TASK DESCRIPTION: Count how many lines of the material below have the word "menjadi" and give only the number.

----------

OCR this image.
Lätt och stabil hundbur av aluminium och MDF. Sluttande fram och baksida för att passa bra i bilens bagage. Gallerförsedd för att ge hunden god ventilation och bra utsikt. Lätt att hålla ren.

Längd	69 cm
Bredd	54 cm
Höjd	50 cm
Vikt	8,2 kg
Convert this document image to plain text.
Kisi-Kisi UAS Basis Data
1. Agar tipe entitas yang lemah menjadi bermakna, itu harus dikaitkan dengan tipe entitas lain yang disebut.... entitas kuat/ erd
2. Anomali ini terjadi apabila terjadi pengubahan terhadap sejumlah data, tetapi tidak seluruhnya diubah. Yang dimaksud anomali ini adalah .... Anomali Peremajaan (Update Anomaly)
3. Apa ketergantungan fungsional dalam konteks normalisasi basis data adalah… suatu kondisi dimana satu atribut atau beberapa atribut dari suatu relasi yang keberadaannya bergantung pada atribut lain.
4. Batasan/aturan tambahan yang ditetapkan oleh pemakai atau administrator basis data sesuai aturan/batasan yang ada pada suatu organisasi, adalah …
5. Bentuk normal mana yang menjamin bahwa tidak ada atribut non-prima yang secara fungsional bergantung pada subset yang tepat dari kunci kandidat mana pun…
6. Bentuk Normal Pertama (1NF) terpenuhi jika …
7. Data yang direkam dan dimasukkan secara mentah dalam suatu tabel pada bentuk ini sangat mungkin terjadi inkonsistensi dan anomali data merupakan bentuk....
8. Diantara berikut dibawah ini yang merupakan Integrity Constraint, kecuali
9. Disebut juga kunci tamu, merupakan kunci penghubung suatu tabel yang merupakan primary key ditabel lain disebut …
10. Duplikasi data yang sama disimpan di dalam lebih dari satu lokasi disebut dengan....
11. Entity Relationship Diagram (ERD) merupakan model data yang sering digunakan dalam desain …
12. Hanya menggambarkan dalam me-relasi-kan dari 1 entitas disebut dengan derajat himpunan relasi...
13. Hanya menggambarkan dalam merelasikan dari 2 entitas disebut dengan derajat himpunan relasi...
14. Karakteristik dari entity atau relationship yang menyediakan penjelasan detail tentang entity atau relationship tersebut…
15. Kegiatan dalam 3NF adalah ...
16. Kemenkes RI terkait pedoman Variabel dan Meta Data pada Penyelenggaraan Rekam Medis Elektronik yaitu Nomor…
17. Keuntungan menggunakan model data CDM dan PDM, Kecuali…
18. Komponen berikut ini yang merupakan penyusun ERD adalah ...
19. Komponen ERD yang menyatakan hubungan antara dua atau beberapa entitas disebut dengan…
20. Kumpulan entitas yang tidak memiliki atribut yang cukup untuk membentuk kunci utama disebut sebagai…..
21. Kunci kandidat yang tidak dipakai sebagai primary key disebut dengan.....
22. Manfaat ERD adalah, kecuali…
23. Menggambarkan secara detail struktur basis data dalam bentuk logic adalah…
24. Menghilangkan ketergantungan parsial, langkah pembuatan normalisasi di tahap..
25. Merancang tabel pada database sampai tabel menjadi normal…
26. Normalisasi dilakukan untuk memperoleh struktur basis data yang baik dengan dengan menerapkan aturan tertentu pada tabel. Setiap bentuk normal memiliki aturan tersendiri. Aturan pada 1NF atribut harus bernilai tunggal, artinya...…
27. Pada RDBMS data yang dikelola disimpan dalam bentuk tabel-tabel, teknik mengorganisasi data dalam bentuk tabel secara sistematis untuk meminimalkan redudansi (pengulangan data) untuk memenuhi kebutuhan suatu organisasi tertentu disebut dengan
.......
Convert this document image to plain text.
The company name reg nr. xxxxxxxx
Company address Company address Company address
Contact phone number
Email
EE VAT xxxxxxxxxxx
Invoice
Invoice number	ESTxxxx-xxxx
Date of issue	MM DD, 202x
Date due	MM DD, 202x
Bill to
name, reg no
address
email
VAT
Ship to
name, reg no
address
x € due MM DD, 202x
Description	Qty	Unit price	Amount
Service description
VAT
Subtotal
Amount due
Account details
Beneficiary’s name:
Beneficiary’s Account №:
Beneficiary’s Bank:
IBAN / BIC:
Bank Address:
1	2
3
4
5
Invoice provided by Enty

----------

ANSWER FOR THE TASK: 2